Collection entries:
----------

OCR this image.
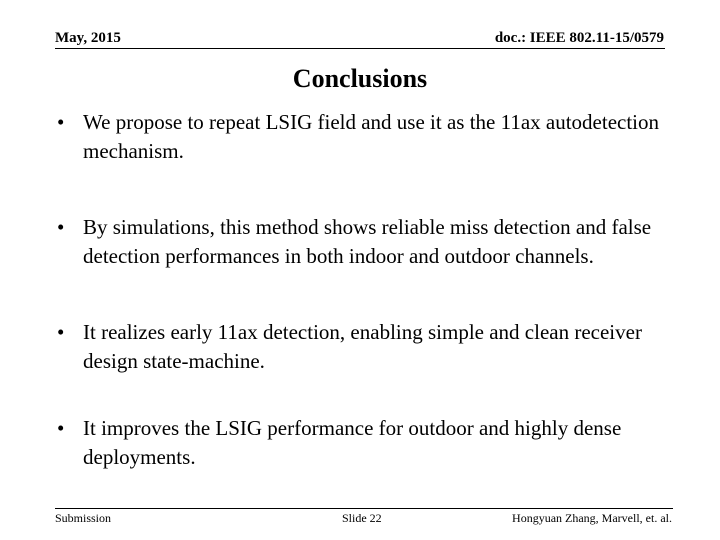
May, 2015	doc.: IEEE 802.11-15/0579
Conclusions
• We propose to repeat LSIG field and use it as the 11ax autodetection mechanism.
• By simulations, this method shows reliable miss detection and false detection performances in both indoor and outdoor channels.
• It realizes early 11ax detection, enabling simple and clean receiver design state-machine.
• It improves the LSIG performance for outdoor and highly dense deployments.
Submission	Slide 22	Hongyuan Zhang, Marvell, et. al.
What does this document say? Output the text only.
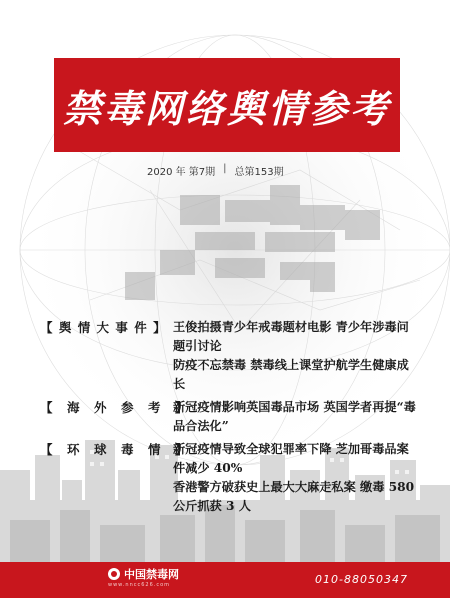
禁毒网络舆情参考
2020 年 第7期 | 总第153期
【 舆 情 大 事 件 】 王俊拍摄青少年戒毒题材电影 青少年涉毒问题引讨论
防疫不忘禁毒 禁毒线上课堂护航学生健康成长
【　海　外　参　考　】
新冠疫情影响英国毒品市场 英国学者再提“毒品合法化”
【　环　球　毒　情　】
新冠疫情导致全球犯罪率下降 芝加哥毒品案件减少 40%
香港警方破获史上最大大麻走私案 缴毒 580 公斤抓获 3 人
中国禁毒网
www.nncc626.com	010-88050347
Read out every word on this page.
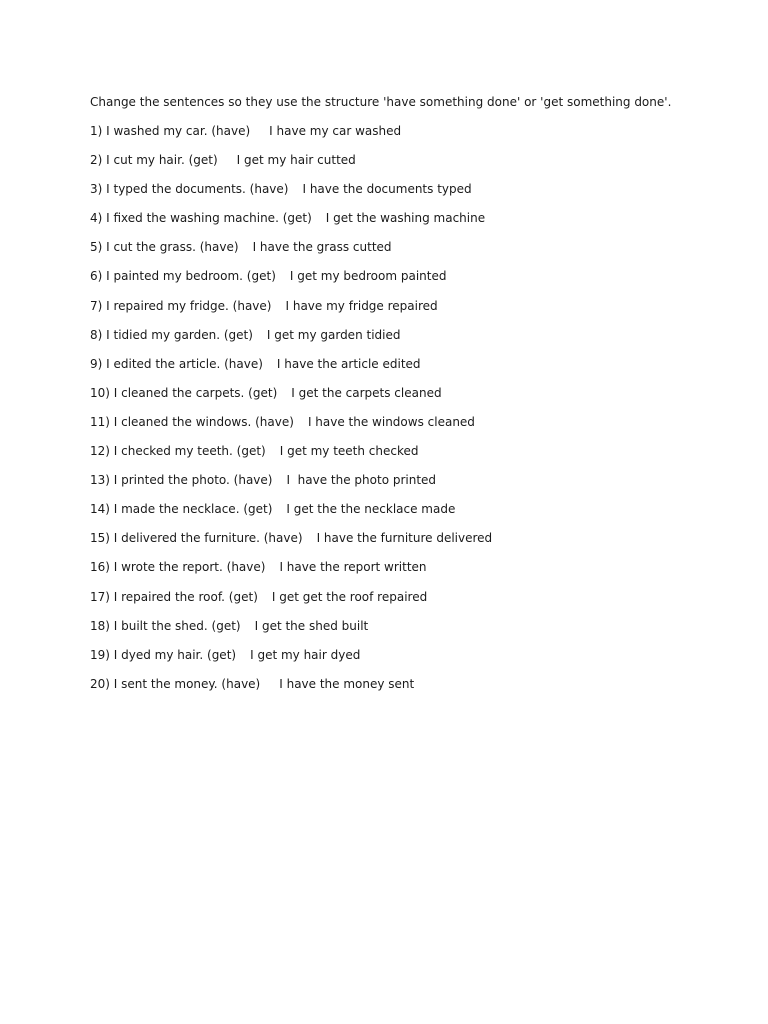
Change the sentences so they use the structure 'have something done' or 'get something done'.

1) I washed my car. (have) I have my car washed
2) I cut my hair. (get) I get my hair cutted
3) I typed the documents. (have) I have the documents typed
4) I fixed the washing machine. (get) I get the washing machine
5) I cut the grass. (have) I have the grass cutted
6) I painted my bedroom. (get) I get my bedroom painted
7) I repaired my fridge. (have) I have my fridge repaired
8) I tidied my garden. (get) I get my garden tidied
9) I edited the article. (have) I have the article edited
10) I cleaned the carpets. (get) I get the carpets cleaned
11) I cleaned the windows. (have) I have the windows cleaned
12) I checked my teeth. (get) I get my teeth checked
13) I printed the photo. (have) I  have the photo printed
14) I made the necklace. (get) I get the the necklace made
15) I delivered the furniture. (have) I have the furniture delivered
16) I wrote the report. (have) I have the report written
17) I repaired the roof. (get) I get get the roof repaired
18) I built the shed. (get) I get the shed built
19) I dyed my hair. (get) I get my hair dyed
20) I sent the money. (have) I have the money sent
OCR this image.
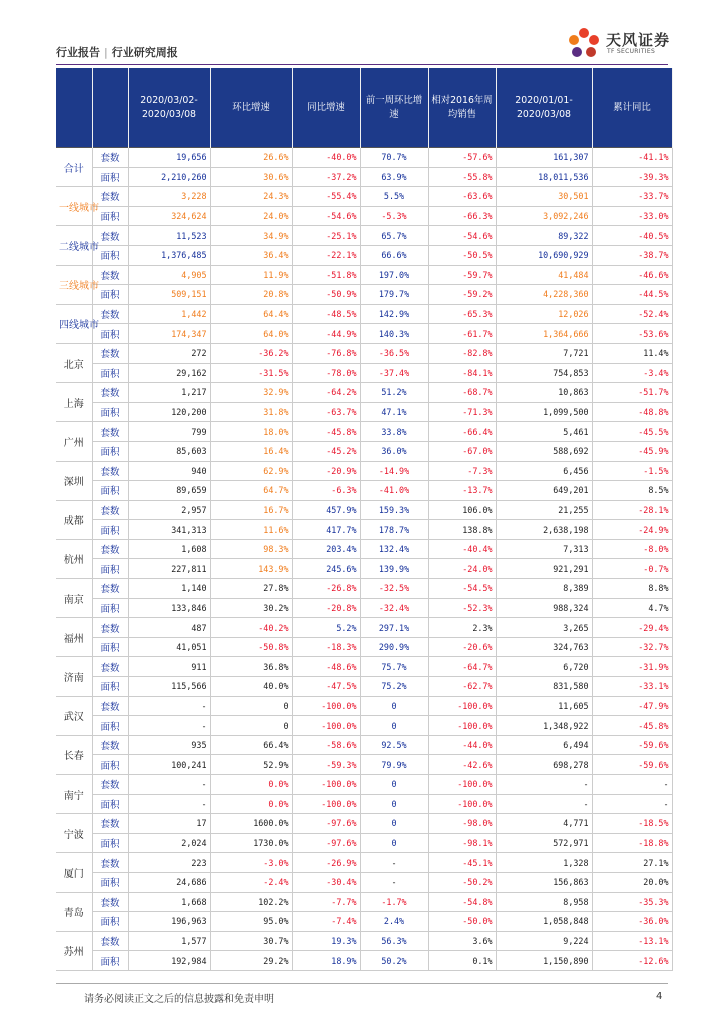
行业报告 | 行业研究周报
天风证券
TF SECURITIES
		2020/03/02-2020/03/08	环比增速	同比增速	前一周环比增速	相对2016年周均销售	2020/01/01-2020/03/08	累计同比
合计	套数	19,656	26.6%	-40.0%	70.7%	-57.6%	161,307	-41.1%
	面积	2,210,260	30.6%	-37.2%	63.9%	-55.8%	18,011,536	-39.3%
一线城市	套数	3,228	24.3%	-55.4%	5.5%	-63.6%	30,501	-33.7%
	面积	324,624	24.0%	-54.6%	-5.3%	-66.3%	3,092,246	-33.0%
二线城市	套数	11,523	34.9%	-25.1%	65.7%	-54.6%	89,322	-40.5%
	面积	1,376,485	36.4%	-22.1%	66.6%	-50.5%	10,690,929	-38.7%
三线城市	套数	4,905	11.9%	-51.8%	197.0%	-59.7%	41,484	-46.6%
	面积	509,151	20.8%	-50.9%	179.7%	-59.2%	4,228,360	-44.5%
四线城市	套数	1,442	64.4%	-48.5%	142.9%	-65.3%	12,026	-52.4%
	面积	174,347	64.0%	-44.9%	140.3%	-61.7%	1,364,666	-53.6%
北京	套数	272	-36.2%	-76.8%	-36.5%	-82.8%	7,721	11.4%
	面积	29,162	-31.5%	-78.0%	-37.4%	-84.1%	754,853	-3.4%
上海	套数	1,217	32.9%	-64.2%	51.2%	-68.7%	10,863	-51.7%
	面积	120,200	31.8%	-63.7%	47.1%	-71.3%	1,099,500	-48.8%
广州	套数	799	18.0%	-45.8%	33.8%	-66.4%	5,461	-45.5%
	面积	85,603	16.4%	-45.2%	36.0%	-67.0%	588,692	-45.9%
深圳	套数	940	62.9%	-20.9%	-14.9%	-7.3%	6,456	-1.5%
	面积	89,659	64.7%	-6.3%	-41.0%	-13.7%	649,201	8.5%
成都	套数	2,957	16.7%	457.9%	159.3%	106.0%	21,255	-28.1%
	面积	341,313	11.6%	417.7%	178.7%	138.8%	2,638,198	-24.9%
杭州	套数	1,608	98.3%	203.4%	132.4%	-40.4%	7,313	-8.0%
	面积	227,811	143.9%	245.6%	139.9%	-24.0%	921,291	-0.7%
南京	套数	1,140	27.8%	-26.8%	-32.5%	-54.5%	8,389	8.8%
	面积	133,846	30.2%	-20.8%	-32.4%	-52.3%	988,324	4.7%
福州	套数	487	-40.2%	5.2%	297.1%	2.3%	3,265	-29.4%
	面积	41,051	-50.8%	-18.3%	290.9%	-20.6%	324,763	-32.7%
济南	套数	911	36.8%	-48.6%	75.7%	-64.7%	6,720	-31.9%
	面积	115,566	40.0%	-47.5%	75.2%	-62.7%	831,580	-33.1%
武汉	套数	-	0	-100.0%	0	-100.0%	11,605	-47.9%
	面积	-	0	-100.0%	0	-100.0%	1,348,922	-45.8%
长春	套数	935	66.4%	-58.6%	92.5%	-44.0%	6,494	-59.6%
	面积	100,241	52.9%	-59.3%	79.9%	-42.6%	698,278	-59.6%
南宁	套数	-	0.0%	-100.0%	0	-100.0%	-	-
	面积	-	0.0%	-100.0%	0	-100.0%	-	-
宁波	套数	17	1600.0%	-97.6%	0	-98.0%	4,771	-18.5%
	面积	2,024	1730.0%	-97.6%	0	-98.1%	572,971	-18.8%
厦门	套数	223	-3.0%	-26.9%	-	-45.1%	1,328	27.1%
	面积	24,686	-2.4%	-30.4%	-	-50.2%	156,863	20.0%
青岛	套数	1,668	102.2%	-7.7%	-1.7%	-54.8%	8,958	-35.3%
	面积	196,963	95.0%	-7.4%	2.4%	-50.0%	1,058,848	-36.0%
苏州	套数	1,577	30.7%	19.3%	56.3%	3.6%	9,224	-13.1%
	面积	192,984	29.2%	18.9%	50.2%	0.1%	1,150,890	-12.6%
请务必阅读正文之后的信息披露和免责申明	4
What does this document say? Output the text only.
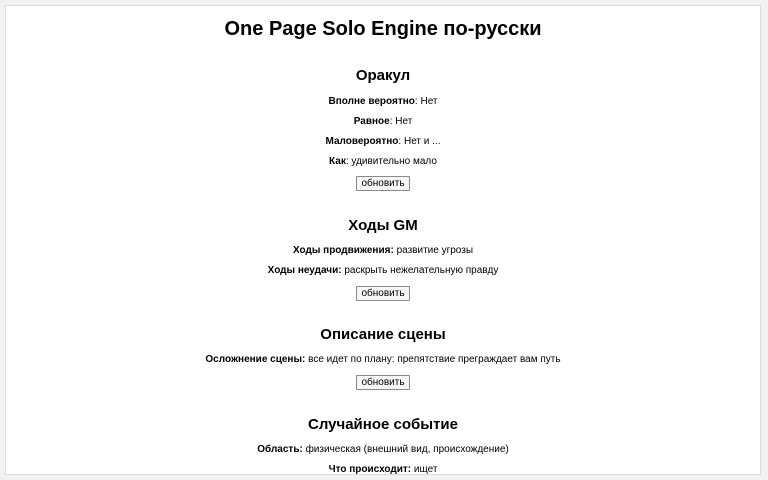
One Page Solo Engine по-русски
Оракул

Вполне вероятно: Нет

Равное: Нет

Маловероятно: Нет и ...

Как: удивительно мало

обновить
Ходы GM

Ходы продвижения: развитие угрозы

Ходы неудачи: раскрыть нежелательную правду

обновить
Описание сцены

Осложнение сцены: все идет по плану: препятствие преграждает вам путь

обновить
Случайное событие

Область: физическая (внешний вид, происхождение)

Что происходит: ищет
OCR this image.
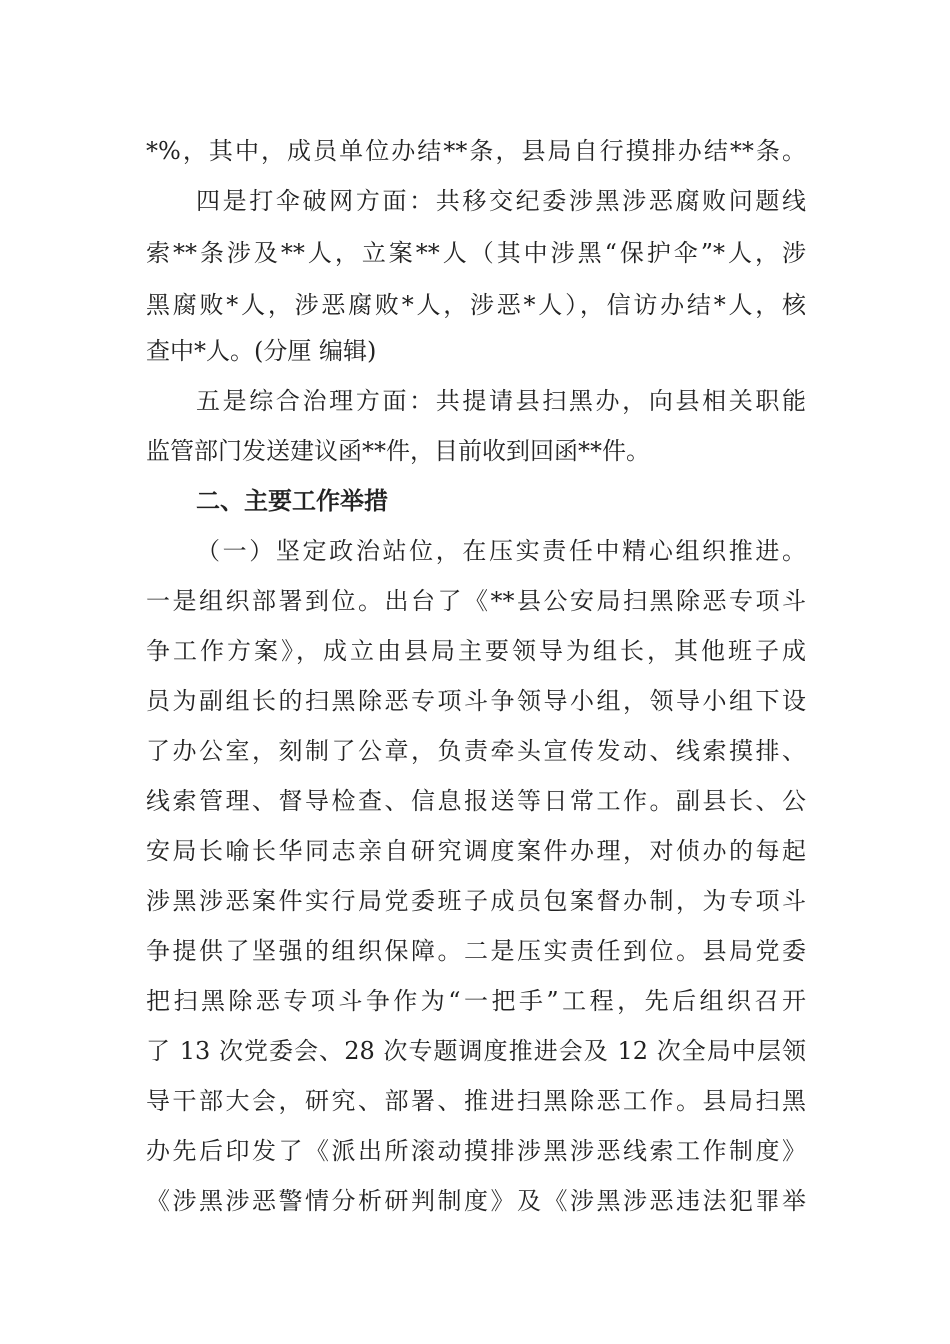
*%，其中，成员单位办结**条，县局自行摸排办结**条。
四是打伞破网方面：共移交纪委涉黑涉恶腐败问题线
索**条涉及**人，立案**人（其中涉黑“保护伞”*人，涉
黑腐败*人，涉恶腐败*人，涉恶*人），信访办结*人，核
查中*人。(分厘 编辑)
五是综合治理方面：共提请县扫黑办，向县相关职能
监管部门发送建议函**件，目前收到回函**件。
二、主要工作举措
（一）坚定政治站位，在压实责任中精心组织推进。
一是组织部署到位。出台了《**县公安局扫黑除恶专项斗
争工作方案》，成立由县局主要领导为组长，其他班子成
员为副组长的扫黑除恶专项斗争领导小组，领导小组下设
了办公室，刻制了公章，负责牵头宣传发动、线索摸排、
线索管理、督导检查、信息报送等日常工作。副县长、公
安局长喻长华同志亲自研究调度案件办理，对侦办的每起
涉黑涉恶案件实行局党委班子成员包案督办制，为专项斗
争提供了坚强的组织保障。二是压实责任到位。县局党委
把扫黑除恶专项斗争作为“一把手”工程，先后组织召开
了 13 次党委会、28 次专题调度推进会及 12 次全局中层领
导干部大会，研究、部署、推进扫黑除恶工作。县局扫黑
办先后印发了《派出所滚动摸排涉黑涉恶线索工作制度》
《涉黑涉恶警情分析研判制度》及《涉黑涉恶违法犯罪举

----------

Work to do:
Every line in the data above that contains "have" needs to be copied.

Finished task:
Change the sentences so they use the structure 'have something done' or 'get something done'.
1) I washed my car. (have) I have my car washed
3) I typed the documents. (have) I have the documents typed
5) I cut the grass. (have) I have the grass cutted
7) I repaired my fridge. (have) I have my fridge repaired
9) I edited the article. (have) I have the article edited
11) I cleaned the windows. (have) I have the windows cleaned
13) I printed the photo. (have) I  have the photo printed
15) I delivered the furniture. (have) I have the furniture delivered
16) I wrote the report. (have) I have the report written
20) I sent the money. (have) I have the money sent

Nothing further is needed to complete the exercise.